• _Exercise_
Identify every line in the records below that contains the word "Shipment", and reproduce each one.

··· Records shown

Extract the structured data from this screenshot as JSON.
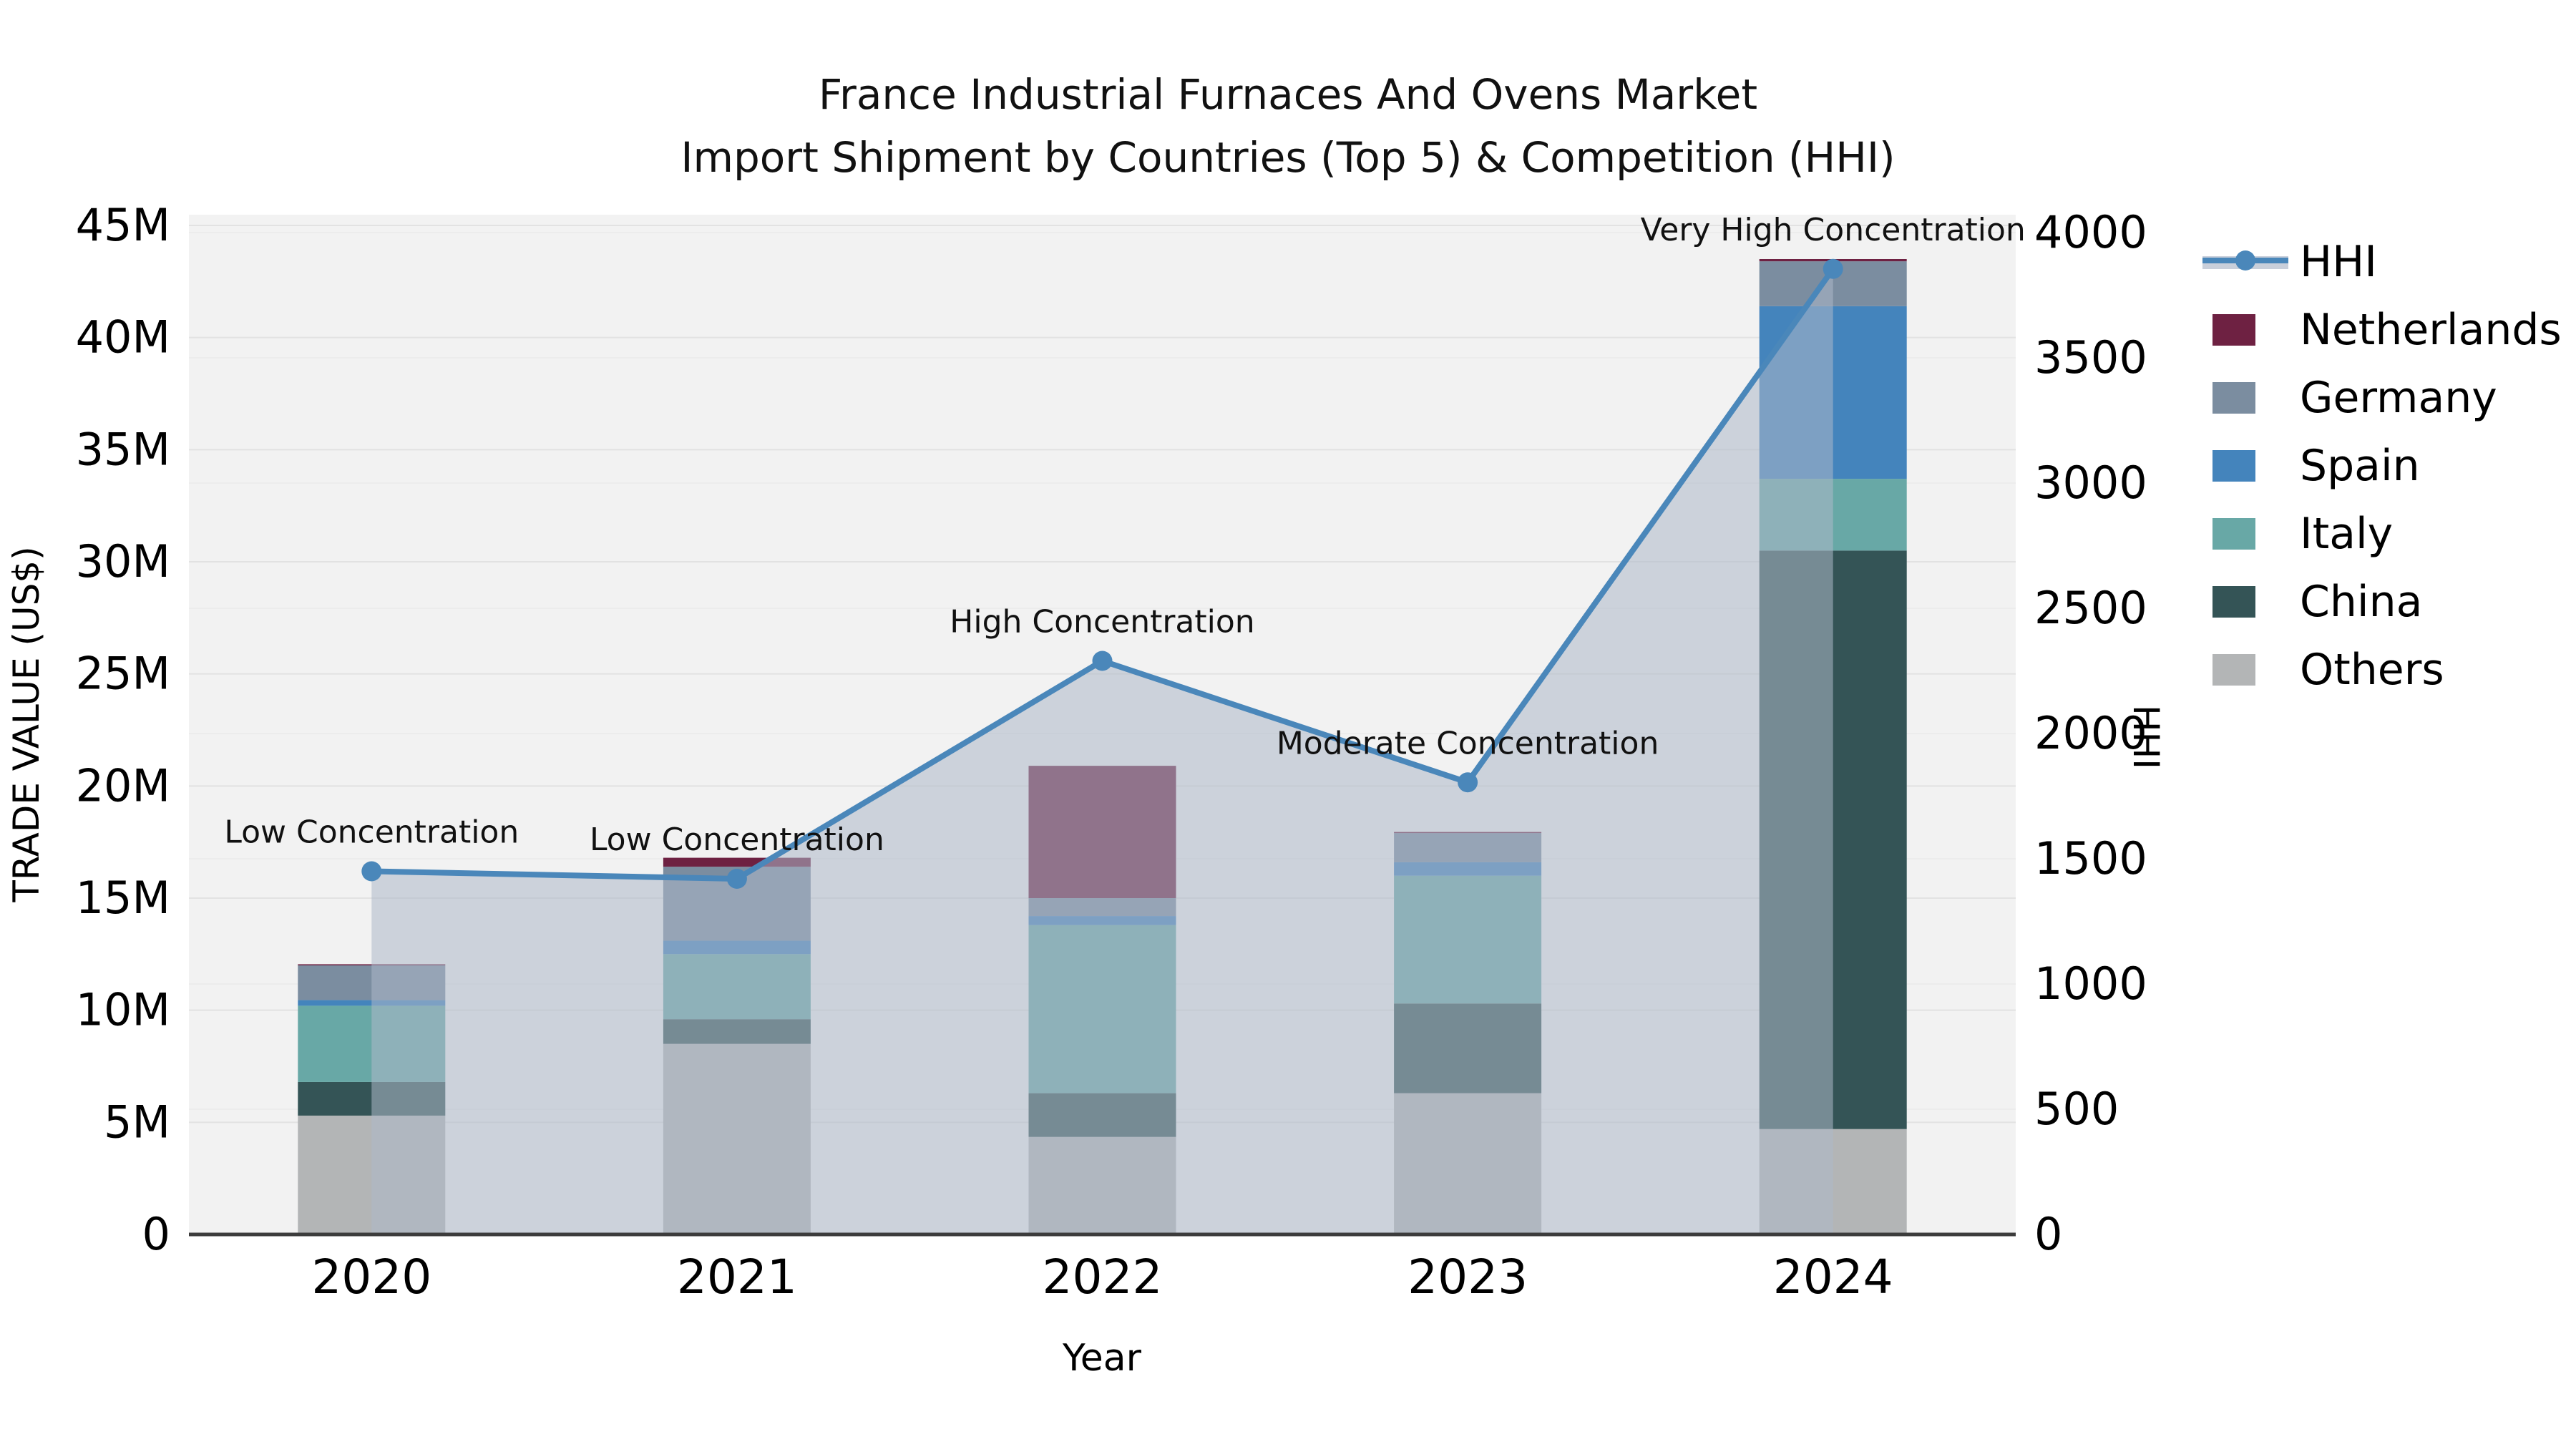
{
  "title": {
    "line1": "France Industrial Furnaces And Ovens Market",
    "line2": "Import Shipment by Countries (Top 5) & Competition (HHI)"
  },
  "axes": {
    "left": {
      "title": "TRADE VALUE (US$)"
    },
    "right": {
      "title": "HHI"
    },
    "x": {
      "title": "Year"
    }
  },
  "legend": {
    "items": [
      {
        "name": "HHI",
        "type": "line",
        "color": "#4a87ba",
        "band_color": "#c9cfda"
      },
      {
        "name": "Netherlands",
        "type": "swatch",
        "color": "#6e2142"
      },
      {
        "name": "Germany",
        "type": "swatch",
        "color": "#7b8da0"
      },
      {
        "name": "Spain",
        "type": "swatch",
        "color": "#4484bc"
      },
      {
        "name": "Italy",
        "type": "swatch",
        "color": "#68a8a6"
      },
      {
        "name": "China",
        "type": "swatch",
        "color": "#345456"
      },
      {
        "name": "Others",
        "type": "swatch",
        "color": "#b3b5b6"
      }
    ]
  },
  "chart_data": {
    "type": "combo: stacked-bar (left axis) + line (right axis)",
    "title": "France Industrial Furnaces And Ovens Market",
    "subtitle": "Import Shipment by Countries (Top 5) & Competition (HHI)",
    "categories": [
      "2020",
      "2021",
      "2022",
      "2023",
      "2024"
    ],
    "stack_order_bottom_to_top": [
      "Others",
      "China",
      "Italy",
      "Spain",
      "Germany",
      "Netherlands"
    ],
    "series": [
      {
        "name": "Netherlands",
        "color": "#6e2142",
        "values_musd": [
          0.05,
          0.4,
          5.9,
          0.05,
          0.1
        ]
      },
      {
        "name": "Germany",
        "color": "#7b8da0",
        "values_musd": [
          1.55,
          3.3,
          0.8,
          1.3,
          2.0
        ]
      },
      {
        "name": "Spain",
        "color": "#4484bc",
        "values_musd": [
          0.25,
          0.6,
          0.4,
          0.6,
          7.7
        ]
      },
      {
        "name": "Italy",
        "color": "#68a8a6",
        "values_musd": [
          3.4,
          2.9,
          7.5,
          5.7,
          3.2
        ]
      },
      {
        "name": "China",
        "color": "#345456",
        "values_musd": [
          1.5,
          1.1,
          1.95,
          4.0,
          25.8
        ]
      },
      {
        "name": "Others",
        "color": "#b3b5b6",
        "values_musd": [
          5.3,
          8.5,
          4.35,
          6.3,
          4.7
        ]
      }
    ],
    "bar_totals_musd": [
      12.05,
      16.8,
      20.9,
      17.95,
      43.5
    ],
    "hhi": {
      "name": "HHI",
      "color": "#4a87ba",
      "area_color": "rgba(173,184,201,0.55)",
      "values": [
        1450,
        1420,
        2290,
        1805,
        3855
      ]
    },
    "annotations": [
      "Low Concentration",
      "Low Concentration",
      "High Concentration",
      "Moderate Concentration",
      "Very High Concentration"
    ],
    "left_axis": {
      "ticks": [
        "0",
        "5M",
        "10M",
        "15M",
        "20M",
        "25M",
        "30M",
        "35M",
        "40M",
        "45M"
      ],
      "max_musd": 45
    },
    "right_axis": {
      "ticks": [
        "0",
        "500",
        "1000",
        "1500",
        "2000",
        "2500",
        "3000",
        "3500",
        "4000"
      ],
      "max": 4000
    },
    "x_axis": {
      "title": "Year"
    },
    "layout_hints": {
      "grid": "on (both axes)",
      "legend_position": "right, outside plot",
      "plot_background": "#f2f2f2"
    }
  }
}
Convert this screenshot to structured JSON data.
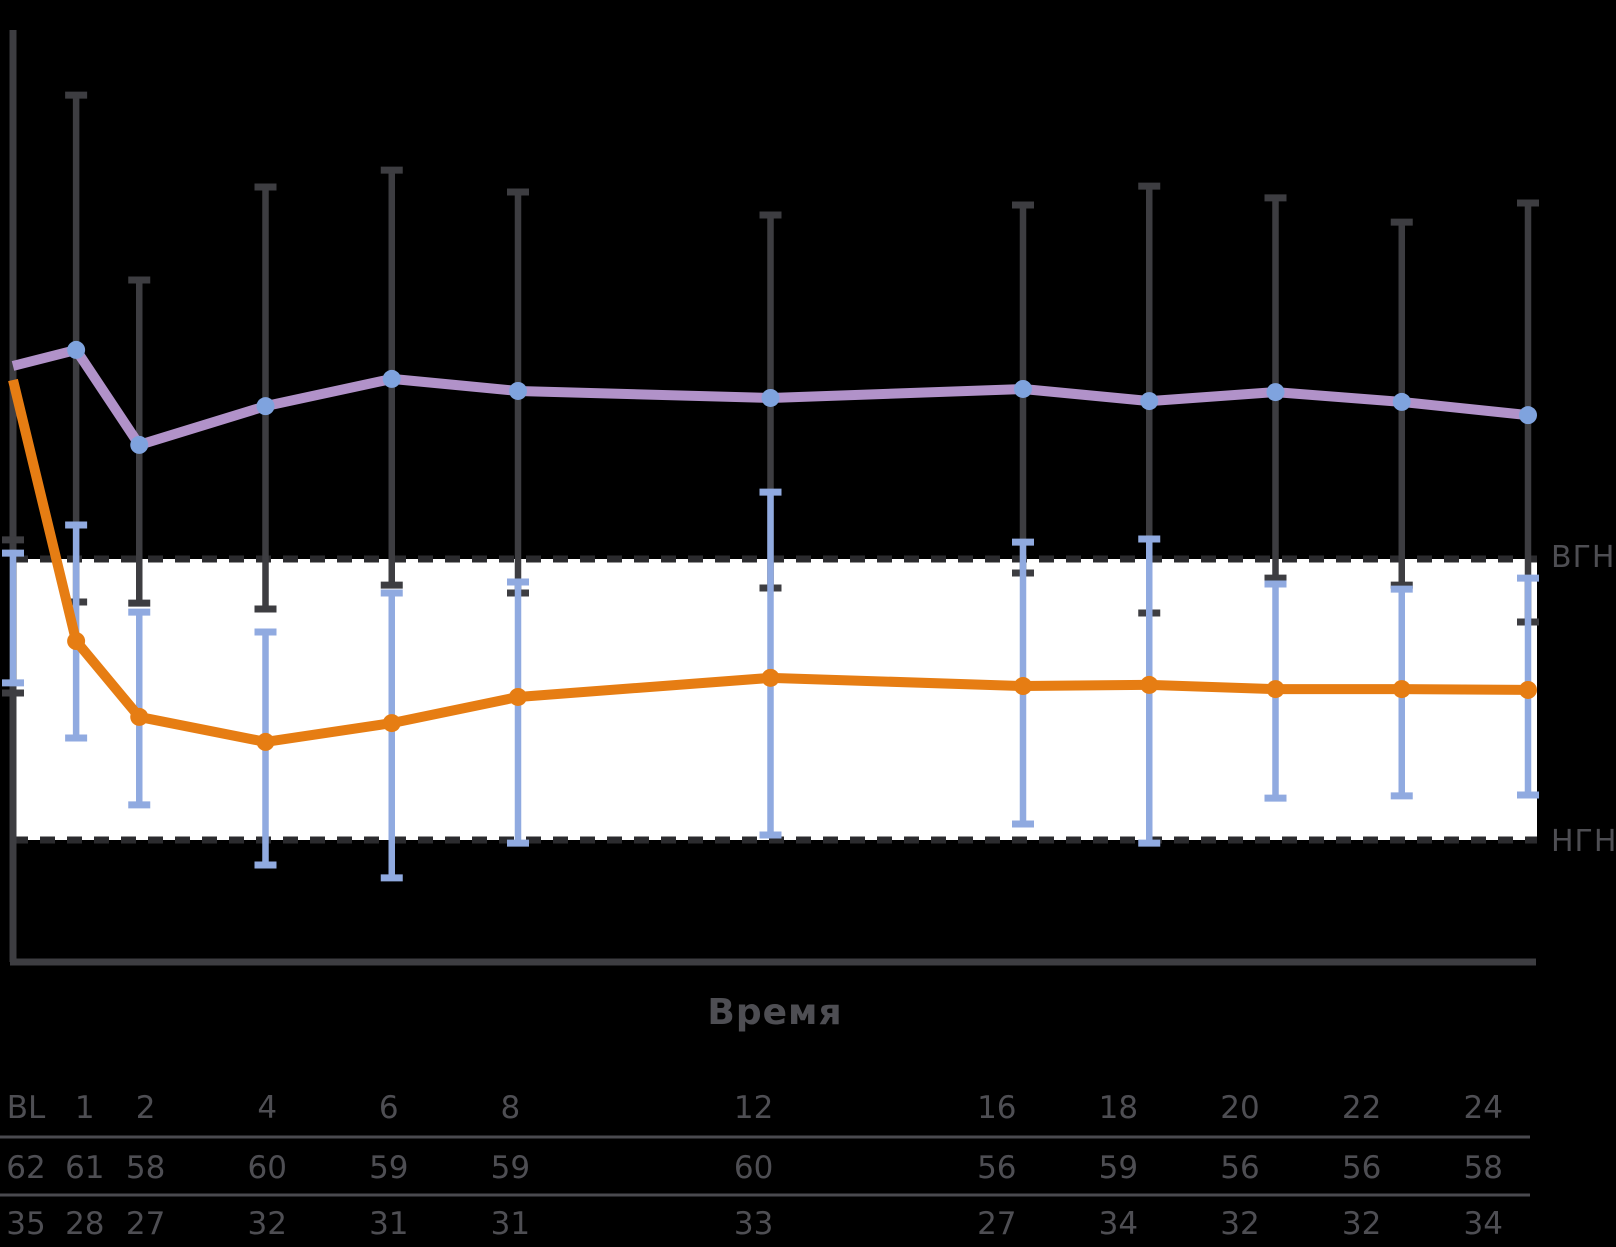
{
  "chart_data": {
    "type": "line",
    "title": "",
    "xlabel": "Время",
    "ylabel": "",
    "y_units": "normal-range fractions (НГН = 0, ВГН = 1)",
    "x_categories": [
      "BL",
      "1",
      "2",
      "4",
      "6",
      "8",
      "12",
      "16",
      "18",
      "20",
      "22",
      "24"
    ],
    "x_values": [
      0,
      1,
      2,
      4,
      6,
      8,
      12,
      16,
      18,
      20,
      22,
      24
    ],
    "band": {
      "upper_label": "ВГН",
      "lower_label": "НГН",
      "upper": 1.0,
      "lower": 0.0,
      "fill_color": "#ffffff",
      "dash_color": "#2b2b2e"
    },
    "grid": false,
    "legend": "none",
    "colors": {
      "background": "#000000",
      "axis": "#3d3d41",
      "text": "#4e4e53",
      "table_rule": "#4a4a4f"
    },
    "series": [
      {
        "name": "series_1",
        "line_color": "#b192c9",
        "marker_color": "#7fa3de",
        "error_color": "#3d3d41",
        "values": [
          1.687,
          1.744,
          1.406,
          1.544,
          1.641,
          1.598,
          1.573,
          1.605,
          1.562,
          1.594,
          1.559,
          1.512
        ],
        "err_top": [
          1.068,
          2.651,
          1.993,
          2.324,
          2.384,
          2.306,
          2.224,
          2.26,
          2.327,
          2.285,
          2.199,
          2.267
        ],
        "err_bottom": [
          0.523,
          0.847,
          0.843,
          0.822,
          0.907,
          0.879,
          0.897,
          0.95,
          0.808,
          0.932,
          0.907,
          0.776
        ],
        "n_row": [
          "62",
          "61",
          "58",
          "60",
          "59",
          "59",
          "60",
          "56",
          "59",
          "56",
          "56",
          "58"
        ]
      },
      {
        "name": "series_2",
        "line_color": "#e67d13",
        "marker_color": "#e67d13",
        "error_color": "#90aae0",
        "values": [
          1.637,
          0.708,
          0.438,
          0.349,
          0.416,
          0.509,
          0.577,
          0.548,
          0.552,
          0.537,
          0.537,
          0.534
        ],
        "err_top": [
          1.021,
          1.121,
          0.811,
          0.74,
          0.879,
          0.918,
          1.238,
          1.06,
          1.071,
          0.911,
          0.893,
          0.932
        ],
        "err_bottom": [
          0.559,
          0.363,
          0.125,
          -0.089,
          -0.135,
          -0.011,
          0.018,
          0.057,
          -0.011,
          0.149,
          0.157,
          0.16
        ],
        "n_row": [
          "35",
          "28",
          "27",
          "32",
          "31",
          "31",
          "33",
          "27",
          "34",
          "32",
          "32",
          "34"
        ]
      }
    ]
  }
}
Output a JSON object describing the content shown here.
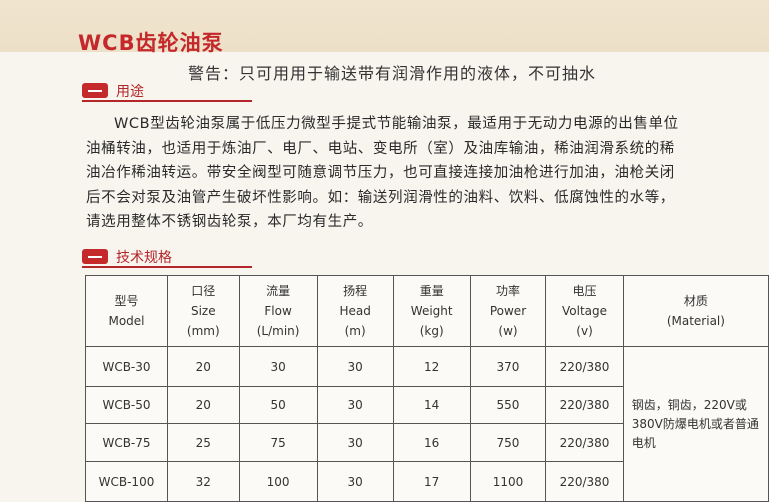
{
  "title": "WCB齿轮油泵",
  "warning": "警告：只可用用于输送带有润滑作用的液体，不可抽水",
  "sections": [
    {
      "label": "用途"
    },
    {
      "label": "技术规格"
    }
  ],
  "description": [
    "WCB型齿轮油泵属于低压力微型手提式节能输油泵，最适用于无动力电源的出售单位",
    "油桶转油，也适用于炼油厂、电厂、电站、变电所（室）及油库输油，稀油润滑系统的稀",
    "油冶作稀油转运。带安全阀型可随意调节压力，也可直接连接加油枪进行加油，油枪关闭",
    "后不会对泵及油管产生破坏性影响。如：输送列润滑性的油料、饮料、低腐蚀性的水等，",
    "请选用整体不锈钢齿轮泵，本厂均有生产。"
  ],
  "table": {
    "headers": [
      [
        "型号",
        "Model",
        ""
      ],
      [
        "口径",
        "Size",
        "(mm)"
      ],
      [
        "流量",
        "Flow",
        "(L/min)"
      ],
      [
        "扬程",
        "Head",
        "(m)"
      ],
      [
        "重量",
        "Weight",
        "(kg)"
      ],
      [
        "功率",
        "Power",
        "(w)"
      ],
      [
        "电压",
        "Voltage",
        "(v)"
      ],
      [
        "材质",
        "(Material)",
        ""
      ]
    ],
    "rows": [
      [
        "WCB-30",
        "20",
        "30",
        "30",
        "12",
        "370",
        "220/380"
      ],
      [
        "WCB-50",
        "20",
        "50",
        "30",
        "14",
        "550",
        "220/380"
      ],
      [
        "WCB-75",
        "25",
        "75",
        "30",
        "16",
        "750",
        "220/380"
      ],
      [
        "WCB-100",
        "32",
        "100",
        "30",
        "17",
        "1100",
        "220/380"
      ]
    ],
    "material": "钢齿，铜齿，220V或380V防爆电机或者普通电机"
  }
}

······

• _Solution to this exercise_
    "line2": "Import Shipment by Countries (Top 5) & Competition (HHI)"
    "subtitle": "Import Shipment by Countries (Top 5) & Competition (HHI)",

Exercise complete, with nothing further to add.